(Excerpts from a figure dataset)
* * * * *
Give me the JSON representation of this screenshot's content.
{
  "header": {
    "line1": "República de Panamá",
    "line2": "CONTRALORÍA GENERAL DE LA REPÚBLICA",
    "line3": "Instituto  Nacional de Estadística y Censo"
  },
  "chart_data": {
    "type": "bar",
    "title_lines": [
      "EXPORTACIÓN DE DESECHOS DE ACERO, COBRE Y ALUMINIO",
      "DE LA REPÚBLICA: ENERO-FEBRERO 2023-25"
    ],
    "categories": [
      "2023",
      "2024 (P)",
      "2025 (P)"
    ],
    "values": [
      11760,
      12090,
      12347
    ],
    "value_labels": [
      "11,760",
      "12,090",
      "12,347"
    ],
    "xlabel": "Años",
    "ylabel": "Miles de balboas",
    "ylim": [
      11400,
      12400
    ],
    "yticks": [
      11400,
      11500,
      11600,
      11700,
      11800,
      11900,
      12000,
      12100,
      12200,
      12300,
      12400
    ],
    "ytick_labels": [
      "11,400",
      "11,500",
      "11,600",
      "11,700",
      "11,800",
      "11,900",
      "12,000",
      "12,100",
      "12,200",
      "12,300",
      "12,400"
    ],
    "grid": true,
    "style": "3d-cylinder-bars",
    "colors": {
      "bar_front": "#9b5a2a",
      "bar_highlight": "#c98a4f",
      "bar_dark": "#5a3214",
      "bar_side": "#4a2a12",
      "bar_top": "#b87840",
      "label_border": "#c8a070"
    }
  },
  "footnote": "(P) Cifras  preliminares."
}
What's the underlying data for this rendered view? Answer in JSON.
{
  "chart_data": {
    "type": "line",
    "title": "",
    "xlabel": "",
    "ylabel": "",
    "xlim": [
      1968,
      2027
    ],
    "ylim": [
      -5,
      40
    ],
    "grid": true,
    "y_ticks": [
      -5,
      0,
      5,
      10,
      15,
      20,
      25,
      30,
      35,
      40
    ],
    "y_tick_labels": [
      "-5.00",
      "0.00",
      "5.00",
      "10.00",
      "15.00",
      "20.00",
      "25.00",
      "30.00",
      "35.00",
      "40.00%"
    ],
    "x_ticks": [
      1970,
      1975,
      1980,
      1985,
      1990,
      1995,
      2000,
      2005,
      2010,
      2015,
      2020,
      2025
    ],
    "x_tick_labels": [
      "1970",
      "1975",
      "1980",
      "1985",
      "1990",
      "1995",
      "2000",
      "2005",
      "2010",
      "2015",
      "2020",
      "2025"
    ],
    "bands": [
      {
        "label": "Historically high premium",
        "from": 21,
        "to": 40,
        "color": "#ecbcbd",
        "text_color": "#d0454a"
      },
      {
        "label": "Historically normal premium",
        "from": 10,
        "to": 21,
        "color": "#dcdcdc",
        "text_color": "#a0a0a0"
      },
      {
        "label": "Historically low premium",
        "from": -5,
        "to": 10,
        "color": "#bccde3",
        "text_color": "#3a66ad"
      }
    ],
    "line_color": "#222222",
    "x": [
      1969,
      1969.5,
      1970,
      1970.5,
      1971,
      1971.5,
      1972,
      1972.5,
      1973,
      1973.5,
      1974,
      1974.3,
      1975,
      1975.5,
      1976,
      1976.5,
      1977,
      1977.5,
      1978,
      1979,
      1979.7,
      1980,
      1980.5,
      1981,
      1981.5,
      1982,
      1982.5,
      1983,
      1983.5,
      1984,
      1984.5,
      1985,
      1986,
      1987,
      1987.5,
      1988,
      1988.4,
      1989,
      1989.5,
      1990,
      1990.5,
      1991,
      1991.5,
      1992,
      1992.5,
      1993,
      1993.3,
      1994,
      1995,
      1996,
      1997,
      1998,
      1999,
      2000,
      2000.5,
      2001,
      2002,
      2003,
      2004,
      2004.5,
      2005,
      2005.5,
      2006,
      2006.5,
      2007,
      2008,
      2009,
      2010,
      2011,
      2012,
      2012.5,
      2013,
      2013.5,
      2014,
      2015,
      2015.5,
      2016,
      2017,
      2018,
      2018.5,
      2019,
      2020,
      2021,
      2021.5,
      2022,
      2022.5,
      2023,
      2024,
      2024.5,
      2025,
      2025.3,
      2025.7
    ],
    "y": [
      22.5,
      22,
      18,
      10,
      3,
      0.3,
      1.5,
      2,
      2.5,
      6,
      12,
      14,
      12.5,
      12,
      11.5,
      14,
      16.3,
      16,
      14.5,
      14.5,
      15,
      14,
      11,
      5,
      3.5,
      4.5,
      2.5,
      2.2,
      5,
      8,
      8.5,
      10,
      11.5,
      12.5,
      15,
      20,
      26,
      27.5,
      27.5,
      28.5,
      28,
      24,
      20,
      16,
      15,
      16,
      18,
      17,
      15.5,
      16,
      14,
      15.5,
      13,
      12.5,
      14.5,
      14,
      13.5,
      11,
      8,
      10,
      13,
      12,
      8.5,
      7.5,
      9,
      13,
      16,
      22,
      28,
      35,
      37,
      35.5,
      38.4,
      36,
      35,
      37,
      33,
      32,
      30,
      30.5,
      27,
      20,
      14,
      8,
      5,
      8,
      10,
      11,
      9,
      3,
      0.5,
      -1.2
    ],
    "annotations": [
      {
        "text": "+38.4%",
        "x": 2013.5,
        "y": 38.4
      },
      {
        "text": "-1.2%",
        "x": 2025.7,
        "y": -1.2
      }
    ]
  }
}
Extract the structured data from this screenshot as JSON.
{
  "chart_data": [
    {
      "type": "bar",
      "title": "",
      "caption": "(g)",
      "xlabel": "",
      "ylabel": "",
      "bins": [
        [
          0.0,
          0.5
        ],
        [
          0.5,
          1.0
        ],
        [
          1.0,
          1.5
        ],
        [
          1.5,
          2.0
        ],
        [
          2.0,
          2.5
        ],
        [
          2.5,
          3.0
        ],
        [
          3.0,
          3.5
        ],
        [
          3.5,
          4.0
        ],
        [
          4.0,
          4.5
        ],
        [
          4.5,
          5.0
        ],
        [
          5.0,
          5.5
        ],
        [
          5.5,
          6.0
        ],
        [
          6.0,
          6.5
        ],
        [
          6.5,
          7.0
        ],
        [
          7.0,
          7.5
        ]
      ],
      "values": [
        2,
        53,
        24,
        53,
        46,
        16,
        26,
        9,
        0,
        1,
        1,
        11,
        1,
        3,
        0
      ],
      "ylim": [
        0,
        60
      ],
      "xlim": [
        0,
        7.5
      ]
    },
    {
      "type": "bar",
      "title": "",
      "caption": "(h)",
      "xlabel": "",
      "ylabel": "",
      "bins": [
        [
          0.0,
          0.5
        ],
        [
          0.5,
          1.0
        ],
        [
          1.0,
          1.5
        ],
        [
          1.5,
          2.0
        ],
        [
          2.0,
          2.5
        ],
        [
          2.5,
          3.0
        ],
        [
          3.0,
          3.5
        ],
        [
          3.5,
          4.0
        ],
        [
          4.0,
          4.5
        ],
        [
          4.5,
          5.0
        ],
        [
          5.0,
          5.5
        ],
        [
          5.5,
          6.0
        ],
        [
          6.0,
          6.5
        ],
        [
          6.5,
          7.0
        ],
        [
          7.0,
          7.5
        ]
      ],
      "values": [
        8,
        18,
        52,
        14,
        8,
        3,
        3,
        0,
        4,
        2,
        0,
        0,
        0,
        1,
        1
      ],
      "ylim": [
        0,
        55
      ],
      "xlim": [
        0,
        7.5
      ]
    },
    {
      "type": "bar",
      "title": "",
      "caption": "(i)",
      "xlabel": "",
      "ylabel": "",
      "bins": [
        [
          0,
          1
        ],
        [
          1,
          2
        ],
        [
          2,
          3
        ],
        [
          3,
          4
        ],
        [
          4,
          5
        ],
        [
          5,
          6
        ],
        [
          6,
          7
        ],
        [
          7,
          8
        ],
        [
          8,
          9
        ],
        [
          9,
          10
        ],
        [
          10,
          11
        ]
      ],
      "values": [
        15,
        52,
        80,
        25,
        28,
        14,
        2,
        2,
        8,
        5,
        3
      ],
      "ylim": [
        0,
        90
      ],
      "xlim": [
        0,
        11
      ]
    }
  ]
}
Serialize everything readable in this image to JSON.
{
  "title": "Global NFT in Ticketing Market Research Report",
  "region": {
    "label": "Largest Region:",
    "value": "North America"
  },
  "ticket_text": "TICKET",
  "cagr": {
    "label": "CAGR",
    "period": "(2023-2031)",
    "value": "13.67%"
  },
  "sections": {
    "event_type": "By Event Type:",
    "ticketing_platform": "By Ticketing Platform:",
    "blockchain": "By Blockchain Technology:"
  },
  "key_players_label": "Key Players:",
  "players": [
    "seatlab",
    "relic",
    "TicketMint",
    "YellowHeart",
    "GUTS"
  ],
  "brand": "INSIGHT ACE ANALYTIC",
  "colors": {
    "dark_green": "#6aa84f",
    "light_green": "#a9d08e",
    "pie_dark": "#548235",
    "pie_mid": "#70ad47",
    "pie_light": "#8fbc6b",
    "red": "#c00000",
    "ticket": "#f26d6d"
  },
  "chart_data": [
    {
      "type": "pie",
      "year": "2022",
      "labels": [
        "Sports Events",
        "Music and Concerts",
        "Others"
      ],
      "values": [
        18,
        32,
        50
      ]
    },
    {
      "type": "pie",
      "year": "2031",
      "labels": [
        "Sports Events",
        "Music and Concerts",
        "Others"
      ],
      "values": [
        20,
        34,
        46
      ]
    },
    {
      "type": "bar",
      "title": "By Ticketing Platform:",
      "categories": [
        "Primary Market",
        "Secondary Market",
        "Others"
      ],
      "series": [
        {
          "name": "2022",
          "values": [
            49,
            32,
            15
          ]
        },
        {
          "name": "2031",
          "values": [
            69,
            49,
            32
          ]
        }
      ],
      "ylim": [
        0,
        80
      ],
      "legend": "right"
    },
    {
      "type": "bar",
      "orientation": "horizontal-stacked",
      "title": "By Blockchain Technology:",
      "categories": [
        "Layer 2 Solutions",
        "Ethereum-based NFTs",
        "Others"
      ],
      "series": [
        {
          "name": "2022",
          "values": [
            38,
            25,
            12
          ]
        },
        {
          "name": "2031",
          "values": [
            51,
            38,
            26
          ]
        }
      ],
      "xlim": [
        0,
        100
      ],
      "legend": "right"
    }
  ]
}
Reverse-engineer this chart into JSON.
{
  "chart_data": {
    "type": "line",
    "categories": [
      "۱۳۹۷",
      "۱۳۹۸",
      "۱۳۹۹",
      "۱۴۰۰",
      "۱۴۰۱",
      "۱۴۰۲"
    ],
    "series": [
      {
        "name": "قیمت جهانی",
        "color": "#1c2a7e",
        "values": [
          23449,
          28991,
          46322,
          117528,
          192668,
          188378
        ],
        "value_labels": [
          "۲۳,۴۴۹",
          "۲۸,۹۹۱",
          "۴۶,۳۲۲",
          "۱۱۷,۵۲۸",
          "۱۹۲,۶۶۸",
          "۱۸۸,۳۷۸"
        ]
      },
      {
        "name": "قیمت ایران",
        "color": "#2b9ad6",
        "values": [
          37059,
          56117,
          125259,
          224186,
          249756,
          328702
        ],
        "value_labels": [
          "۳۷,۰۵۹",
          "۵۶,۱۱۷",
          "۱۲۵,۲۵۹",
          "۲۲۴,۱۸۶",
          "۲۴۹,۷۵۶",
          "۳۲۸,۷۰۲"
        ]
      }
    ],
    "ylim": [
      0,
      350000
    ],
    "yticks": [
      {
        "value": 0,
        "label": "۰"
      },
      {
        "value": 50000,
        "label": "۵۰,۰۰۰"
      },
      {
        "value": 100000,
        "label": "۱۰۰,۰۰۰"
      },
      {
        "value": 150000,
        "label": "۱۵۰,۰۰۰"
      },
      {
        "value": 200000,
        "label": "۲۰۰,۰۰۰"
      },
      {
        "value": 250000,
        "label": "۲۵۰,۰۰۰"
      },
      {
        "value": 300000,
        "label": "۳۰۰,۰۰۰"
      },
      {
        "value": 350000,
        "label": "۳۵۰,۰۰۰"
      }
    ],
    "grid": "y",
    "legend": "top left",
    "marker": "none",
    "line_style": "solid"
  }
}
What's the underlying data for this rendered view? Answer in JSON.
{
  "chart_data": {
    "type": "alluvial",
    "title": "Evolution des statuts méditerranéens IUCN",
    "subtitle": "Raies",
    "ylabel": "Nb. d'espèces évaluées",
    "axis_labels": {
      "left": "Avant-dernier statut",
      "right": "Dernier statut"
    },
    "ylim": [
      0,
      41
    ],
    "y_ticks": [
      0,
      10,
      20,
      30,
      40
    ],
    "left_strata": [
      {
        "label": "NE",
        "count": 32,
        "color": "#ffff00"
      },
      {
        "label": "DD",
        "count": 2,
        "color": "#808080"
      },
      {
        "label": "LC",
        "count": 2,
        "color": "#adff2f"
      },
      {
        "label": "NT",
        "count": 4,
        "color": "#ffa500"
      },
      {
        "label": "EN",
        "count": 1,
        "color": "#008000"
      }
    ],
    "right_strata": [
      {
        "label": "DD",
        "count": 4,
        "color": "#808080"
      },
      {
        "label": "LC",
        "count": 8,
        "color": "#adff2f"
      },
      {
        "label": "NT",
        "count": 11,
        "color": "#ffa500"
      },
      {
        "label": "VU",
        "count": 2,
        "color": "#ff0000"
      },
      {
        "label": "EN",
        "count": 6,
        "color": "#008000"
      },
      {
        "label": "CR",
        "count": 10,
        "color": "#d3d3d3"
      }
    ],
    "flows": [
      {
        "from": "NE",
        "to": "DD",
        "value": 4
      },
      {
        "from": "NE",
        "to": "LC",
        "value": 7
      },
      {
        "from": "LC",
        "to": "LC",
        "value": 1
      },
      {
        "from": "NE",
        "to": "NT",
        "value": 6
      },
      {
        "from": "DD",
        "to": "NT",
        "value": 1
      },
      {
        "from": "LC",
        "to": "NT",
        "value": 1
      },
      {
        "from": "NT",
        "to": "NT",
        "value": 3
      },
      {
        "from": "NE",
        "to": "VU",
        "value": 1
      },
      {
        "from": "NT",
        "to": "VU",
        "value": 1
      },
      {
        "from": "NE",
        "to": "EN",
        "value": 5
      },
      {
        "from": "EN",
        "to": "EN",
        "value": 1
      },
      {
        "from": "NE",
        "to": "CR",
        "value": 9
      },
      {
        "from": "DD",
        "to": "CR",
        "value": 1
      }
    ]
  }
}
* * * * *
What needs to be done → Which lines of the material contain the string "Ticketing"? List each of them.

Response to this task →
  "title": "Global NFT in Ticketing Market Research Report",
    "ticketing_platform": "By Ticketing Platform:",
      "title": "By Ticketing Platform:",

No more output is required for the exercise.